## About this task:
Go through the material under this sentence. Return every line holding "Relative".

## Supplied entries:

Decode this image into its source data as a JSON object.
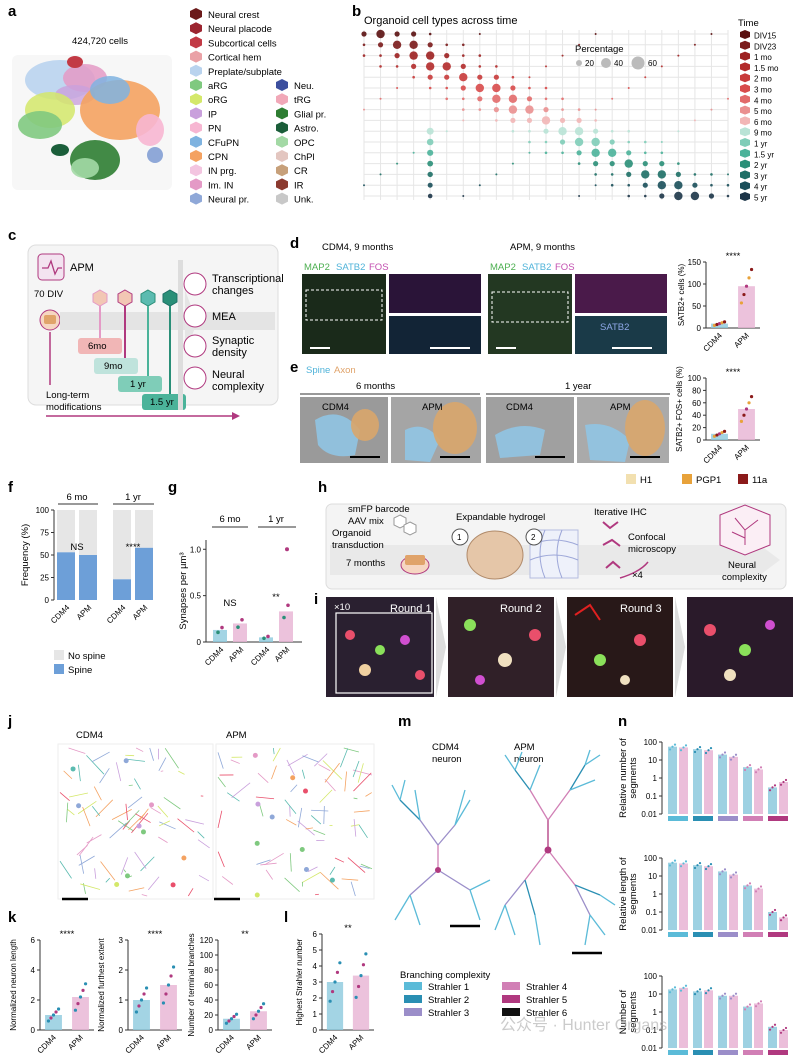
{
  "panels": {
    "a": "a",
    "b": "b",
    "c": "c",
    "d": "d",
    "e": "e",
    "f": "f",
    "g": "g",
    "h": "h",
    "i": "i",
    "j": "j",
    "k": "k",
    "l": "l",
    "m": "m",
    "n": "n"
  },
  "panel_a": {
    "cell_count": "424,720 cells",
    "legend_col1": [
      {
        "label": "Neural crest",
        "color": "#6b1a1a"
      },
      {
        "label": "Neural placode",
        "color": "#9c2530"
      },
      {
        "label": "Subcortical cells",
        "color": "#c23a45"
      },
      {
        "label": "Cortical hem",
        "color": "#eaa1a6"
      },
      {
        "label": "Preplate/subplate",
        "color": "#b9d3ee"
      },
      {
        "label": "aRG",
        "color": "#7fc97f"
      },
      {
        "label": "oRG",
        "color": "#d4e86a"
      },
      {
        "label": "IP",
        "color": "#c9a0dc"
      },
      {
        "label": "PN",
        "color": "#f7b6d2"
      },
      {
        "label": "CFuPN",
        "color": "#7fb3e0"
      },
      {
        "label": "CPN",
        "color": "#f4a261"
      },
      {
        "label": "IN prg.",
        "color": "#f3c5e0"
      },
      {
        "label": "Im. IN",
        "color": "#e49ac6"
      },
      {
        "label": "Neural pr.",
        "color": "#8fa8d8"
      }
    ],
    "legend_col2": [
      {
        "label": "Neu.",
        "color": "#3c4f9e"
      },
      {
        "label": "tRG",
        "color": "#f1a8b8"
      },
      {
        "label": "Glial pr.",
        "color": "#2e7d32"
      },
      {
        "label": "Astro.",
        "color": "#1b5e3a"
      },
      {
        "label": "OPC",
        "color": "#a3d9a5"
      },
      {
        "label": "ChPl",
        "color": "#e3c6c0"
      },
      {
        "label": "CR",
        "color": "#c7a07a"
      },
      {
        "label": "IR",
        "color": "#8b3a2f"
      },
      {
        "label": "Unk.",
        "color": "#c8c8c8"
      }
    ]
  },
  "panel_b": {
    "title": "Organoid cell types across time",
    "percentage_label": "Percentage",
    "size_legend": [
      "20",
      "40",
      "60"
    ],
    "time_title": "Time",
    "times": [
      {
        "label": "DIV15",
        "color": "#5a1010"
      },
      {
        "label": "DIV23",
        "color": "#7a1a1a"
      },
      {
        "label": "1 mo",
        "color": "#9c2020"
      },
      {
        "label": "1.5 mo",
        "color": "#b22a2a"
      },
      {
        "label": "2 mo",
        "color": "#c83a3a"
      },
      {
        "label": "3 mo",
        "color": "#d84a4a"
      },
      {
        "label": "4 mo",
        "color": "#e26a6a"
      },
      {
        "label": "5 mo",
        "color": "#ea9090"
      },
      {
        "label": "6 mo",
        "color": "#f2b6b6"
      },
      {
        "label": "9 mo",
        "color": "#b9e3d6"
      },
      {
        "label": "1 yr",
        "color": "#7fcdb8"
      },
      {
        "label": "1.5 yr",
        "color": "#4bb39a"
      },
      {
        "label": "2 yr",
        "color": "#2a8f78"
      },
      {
        "label": "3 yr",
        "color": "#1d6f66"
      },
      {
        "label": "4 yr",
        "color": "#1a4f5a"
      },
      {
        "label": "5 yr",
        "color": "#1c3548"
      }
    ]
  },
  "panel_c": {
    "apm": "APM",
    "div": "70 DIV",
    "timepoints": [
      "6mo",
      "9mo",
      "1 yr",
      "1.5 yr"
    ],
    "long_term": "Long-term",
    "modifications": "modifications",
    "outcomes": [
      "Transcriptional",
      "changes",
      "MEA",
      "Synaptic",
      "density",
      "Neural",
      "complexity"
    ]
  },
  "panel_d": {
    "left_title": "CDM4, 9 months",
    "right_title": "APM, 9 months",
    "stain": [
      "MAP2",
      "SATB2",
      "FOS"
    ],
    "satb2_inset": "SATB2",
    "chart": {
      "ylabel": "SATB2+ cells (%)",
      "sig": "****",
      "yticks": [
        "0",
        "50",
        "100",
        "150"
      ],
      "categories": [
        "CDM4",
        "APM"
      ],
      "values": [
        10,
        95
      ]
    }
  },
  "panel_e": {
    "legend": [
      "Spine",
      "Axon"
    ],
    "groups": [
      "6 months",
      "1 year"
    ],
    "em_labels": [
      "CDM4",
      "APM",
      "CDM4",
      "APM"
    ],
    "chart": {
      "ylabel": "SATB2+ FOS+ cells (%)",
      "sig": "****",
      "yticks": [
        "0",
        "20",
        "40",
        "60",
        "80",
        "100"
      ],
      "categories": [
        "CDM4",
        "APM"
      ],
      "values": [
        10,
        50
      ]
    },
    "lines": [
      {
        "label": "H1",
        "color": "#f2e0b0"
      },
      {
        "label": "PGP1",
        "color": "#e8a23a"
      },
      {
        "label": "11a",
        "color": "#8b1a1a"
      }
    ]
  },
  "panel_f": {
    "ylabel": "Frequency (%)",
    "groups": [
      "6 mo",
      "1 yr"
    ],
    "yticks": [
      "0",
      "25",
      "50",
      "75",
      "100"
    ],
    "categories": [
      "CDM4",
      "APM",
      "CDM4",
      "APM"
    ],
    "spine": [
      53,
      50,
      23,
      58
    ],
    "sig": [
      "NS",
      "****"
    ],
    "legend": [
      "No spine",
      "Spine"
    ]
  },
  "panel_g": {
    "ylabel": "Synapses per µm³",
    "groups": [
      "6 mo",
      "1 yr"
    ],
    "yticks": [
      "0",
      "0.5",
      "1.0"
    ],
    "categories": [
      "CDM4",
      "APM",
      "CDM4",
      "APM"
    ],
    "values": [
      0.13,
      0.2,
      0.05,
      0.33
    ],
    "sig": [
      "NS",
      "**"
    ]
  },
  "panel_h": {
    "barcode": "smFP barcode",
    "aav": "AAV mix",
    "organoid": "Organoid",
    "transduction": "transduction",
    "months": "7 months",
    "hydrogel": "Expandable hydrogel",
    "steps": [
      "1",
      "2"
    ],
    "iterative": "Iterative IHC",
    "confocal": "Confocal",
    "microscopy": "microscopy",
    "times4": "×4",
    "neural": "Neural",
    "complexity": "complexity"
  },
  "panel_i": {
    "x10": "×10",
    "rounds": [
      "Round 1",
      "Round 2",
      "Round 3"
    ]
  },
  "panel_j": {
    "titles": [
      "CDM4",
      "APM"
    ]
  },
  "panel_k": {
    "charts": [
      {
        "ylabel": "Normalized neuron length",
        "sig": "****",
        "yticks": [
          "0",
          "2",
          "4",
          "6"
        ],
        "categories": [
          "CDM4",
          "APM"
        ],
        "values": [
          1,
          2.2
        ]
      },
      {
        "ylabel": "Normalized furthest extent",
        "sig": "****",
        "yticks": [
          "0",
          "1",
          "2",
          "3"
        ],
        "categories": [
          "CDM4",
          "APM"
        ],
        "values": [
          1,
          1.5
        ]
      },
      {
        "ylabel": "Number of terminal branches",
        "sig": "**",
        "yticks": [
          "0",
          "20",
          "40",
          "60",
          "80",
          "100",
          "120"
        ],
        "categories": [
          "CDM4",
          "APM"
        ],
        "values": [
          15,
          25
        ]
      }
    ]
  },
  "panel_l": {
    "ylabel": "Highest Strahler number",
    "sig": "**",
    "yticks": [
      "0",
      "1",
      "2",
      "3",
      "4",
      "5",
      "6"
    ],
    "categories": [
      "CDM4",
      "APM"
    ],
    "values": [
      3,
      3.4
    ]
  },
  "panel_m": {
    "cdm4": [
      "CDM4",
      "neuron"
    ],
    "apm": [
      "APM",
      "neuron"
    ],
    "branching_title": "Branching complexity",
    "strahler": [
      {
        "label": "Strahler 1",
        "color": "#5bbbd8"
      },
      {
        "label": "Strahler 2",
        "color": "#2a8fb3"
      },
      {
        "label": "Strahler 3",
        "color": "#9b8ec9"
      },
      {
        "label": "Strahler 4",
        "color": "#d17fb5"
      },
      {
        "label": "Strahler 5",
        "color": "#b0397f"
      },
      {
        "label": "Strahler 6",
        "color": "#111111"
      }
    ]
  },
  "panel_n": {
    "charts": [
      {
        "ylabel": [
          "Relative number of",
          "segments"
        ],
        "yticks": [
          "100",
          "10",
          "1",
          "0.1",
          "0.01"
        ]
      },
      {
        "ylabel": [
          "Relative length of",
          "segments"
        ],
        "yticks": [
          "100",
          "10",
          "1",
          "0.1",
          "0.01"
        ]
      },
      {
        "ylabel": [
          "Number of",
          "segments"
        ],
        "yticks": [
          "100",
          "10",
          "1",
          "0.1",
          "0.01"
        ]
      }
    ]
  },
  "watermark": "公众号 · Hunter Organs"
}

## Reply:
          "Relative number of",
          "Relative length of",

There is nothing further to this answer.